TASK GOAL ▸ Restate the entries word for word, omitting nothing.

==== DATASET ENTRIES

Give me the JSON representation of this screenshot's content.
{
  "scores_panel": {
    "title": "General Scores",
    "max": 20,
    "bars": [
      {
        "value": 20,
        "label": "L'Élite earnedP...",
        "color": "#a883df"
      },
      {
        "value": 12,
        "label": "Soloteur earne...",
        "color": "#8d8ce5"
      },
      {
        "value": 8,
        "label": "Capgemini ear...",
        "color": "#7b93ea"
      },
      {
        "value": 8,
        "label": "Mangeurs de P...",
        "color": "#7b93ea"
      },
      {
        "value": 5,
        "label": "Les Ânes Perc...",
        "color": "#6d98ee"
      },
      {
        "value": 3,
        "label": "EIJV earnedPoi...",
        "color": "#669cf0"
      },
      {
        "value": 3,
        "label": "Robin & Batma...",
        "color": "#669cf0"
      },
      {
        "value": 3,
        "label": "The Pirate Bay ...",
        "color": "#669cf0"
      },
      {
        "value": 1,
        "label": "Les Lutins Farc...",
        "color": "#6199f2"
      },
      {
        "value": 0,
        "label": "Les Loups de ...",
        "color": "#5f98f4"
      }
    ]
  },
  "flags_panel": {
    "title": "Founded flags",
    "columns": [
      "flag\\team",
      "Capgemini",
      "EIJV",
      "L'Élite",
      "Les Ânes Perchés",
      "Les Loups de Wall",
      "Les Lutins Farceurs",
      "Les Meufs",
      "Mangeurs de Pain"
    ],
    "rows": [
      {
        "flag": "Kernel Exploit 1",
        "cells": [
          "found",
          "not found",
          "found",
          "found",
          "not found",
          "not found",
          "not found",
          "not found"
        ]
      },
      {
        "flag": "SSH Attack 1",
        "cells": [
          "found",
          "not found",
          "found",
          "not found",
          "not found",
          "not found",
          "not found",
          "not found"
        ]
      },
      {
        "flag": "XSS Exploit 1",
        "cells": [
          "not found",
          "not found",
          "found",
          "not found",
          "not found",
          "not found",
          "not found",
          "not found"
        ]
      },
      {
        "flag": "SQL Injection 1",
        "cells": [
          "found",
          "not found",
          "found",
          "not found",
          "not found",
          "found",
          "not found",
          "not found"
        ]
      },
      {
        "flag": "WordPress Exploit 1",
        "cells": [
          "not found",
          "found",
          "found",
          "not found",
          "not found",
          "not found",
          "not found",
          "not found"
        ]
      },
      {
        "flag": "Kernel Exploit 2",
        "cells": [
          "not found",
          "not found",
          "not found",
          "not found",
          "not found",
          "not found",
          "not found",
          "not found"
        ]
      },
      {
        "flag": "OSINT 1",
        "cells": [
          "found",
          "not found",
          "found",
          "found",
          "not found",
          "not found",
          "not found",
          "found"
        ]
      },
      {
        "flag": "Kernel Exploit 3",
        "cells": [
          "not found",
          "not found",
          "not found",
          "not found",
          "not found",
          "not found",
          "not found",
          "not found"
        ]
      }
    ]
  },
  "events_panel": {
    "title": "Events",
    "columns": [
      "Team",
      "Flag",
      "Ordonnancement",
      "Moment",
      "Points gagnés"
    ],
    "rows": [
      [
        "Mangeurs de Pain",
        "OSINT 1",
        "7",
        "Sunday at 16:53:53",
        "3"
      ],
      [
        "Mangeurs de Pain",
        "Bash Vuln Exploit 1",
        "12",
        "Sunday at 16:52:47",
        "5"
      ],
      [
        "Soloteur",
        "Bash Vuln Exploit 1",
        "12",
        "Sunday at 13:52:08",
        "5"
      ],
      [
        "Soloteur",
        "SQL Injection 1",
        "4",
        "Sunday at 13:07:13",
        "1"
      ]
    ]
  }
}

========

ANSWER TO THE TASK ▸
Give me the JSON representation of this screenshot's content.
{
  "scores_panel": {
    "title": "General Scores",
    "max": 20,
    "bars": [
      {
        "value": 20,
        "label": "L'Élite earnedP...",
        "color": "#a883df"
      },
      {
        "value": 12,
        "label": "Soloteur earne...",
        "color": "#8d8ce5"
      },
      {
        "value": 8,
        "label": "Capgemini ear...",
        "color": "#7b93ea"
      },
      {
        "value": 8,
        "label": "Mangeurs de P...",
        "color": "#7b93ea"
      },
      {
        "value": 5,
        "label": "Les Ânes Perc...",
        "color": "#6d98ee"
      },
      {
        "value": 3,
        "label": "EIJV earnedPoi...",
        "color": "#669cf0"
      },
      {
        "value": 3,
        "label": "Robin & Batma...",
        "color": "#669cf0"
      },
      {
        "value": 3,
        "label": "The Pirate Bay ...",
        "color": "#669cf0"
      },
      {
        "value": 1,
        "label": "Les Lutins Farc...",
        "color": "#6199f2"
      },
      {
        "value": 0,
        "label": "Les Loups de ...",
        "color": "#5f98f4"
      }
    ]
  },
  "flags_panel": {
    "title": "Founded flags",
    "columns": [
      "flag\\team",
      "Capgemini",
      "EIJV",
      "L'Élite",
      "Les Ânes Perchés",
      "Les Loups de Wall",
      "Les Lutins Farceurs",
      "Les Meufs",
      "Mangeurs de Pain"
    ],
    "rows": [
      {
        "flag": "Kernel Exploit 1",
        "cells": [
          "found",
          "not found",
          "found",
          "found",
          "not found",
          "not found",
          "not found",
          "not found"
        ]
      },
      {
        "flag": "SSH Attack 1",
        "cells": [
          "found",
          "not found",
          "found",
          "not found",
          "not found",
          "not found",
          "not found",
          "not found"
        ]
      },
      {
        "flag": "XSS Exploit 1",
        "cells": [
          "not found",
          "not found",
          "found",
          "not found",
          "not found",
          "not found",
          "not found",
          "not found"
        ]
      },
      {
        "flag": "SQL Injection 1",
        "cells": [
          "found",
          "not found",
          "found",
          "not found",
          "not found",
          "found",
          "not found",
          "not found"
        ]
      },
      {
        "flag": "WordPress Exploit 1",
        "cells": [
          "not found",
          "found",
          "found",
          "not found",
          "not found",
          "not found",
          "not found",
          "not found"
        ]
      },
      {
        "flag": "Kernel Exploit 2",
        "cells": [
          "not found",
          "not found",
          "not found",
          "not found",
          "not found",
          "not found",
          "not found",
          "not found"
        ]
      },
      {
        "flag": "OSINT 1",
        "cells": [
          "found",
          "not found",
          "found",
          "found",
          "not found",
          "not found",
          "not found",
          "found"
        ]
      },
      {
        "flag": "Kernel Exploit 3",
        "cells": [
          "not found",
          "not found",
          "not found",
          "not found",
          "not found",
          "not found",
          "not found",
          "not found"
        ]
      }
    ]
  },
  "events_panel": {
    "title": "Events",
    "columns": [
      "Team",
      "Flag",
      "Ordonnancement",
      "Moment",
      "Points gagnés"
    ],
    "rows": [
      [
        "Mangeurs de Pain",
        "OSINT 1",
        "7",
        "Sunday at 16:53:53",
        "3"
      ],
      [
        "Mangeurs de Pain",
        "Bash Vuln Exploit 1",
        "12",
        "Sunday at 16:52:47",
        "5"
      ],
      [
        "Soloteur",
        "Bash Vuln Exploit 1",
        "12",
        "Sunday at 13:52:08",
        "5"
      ],
      [
        "Soloteur",
        "SQL Injection 1",
        "4",
        "Sunday at 13:07:13",
        "1"
      ]
    ]
  }
}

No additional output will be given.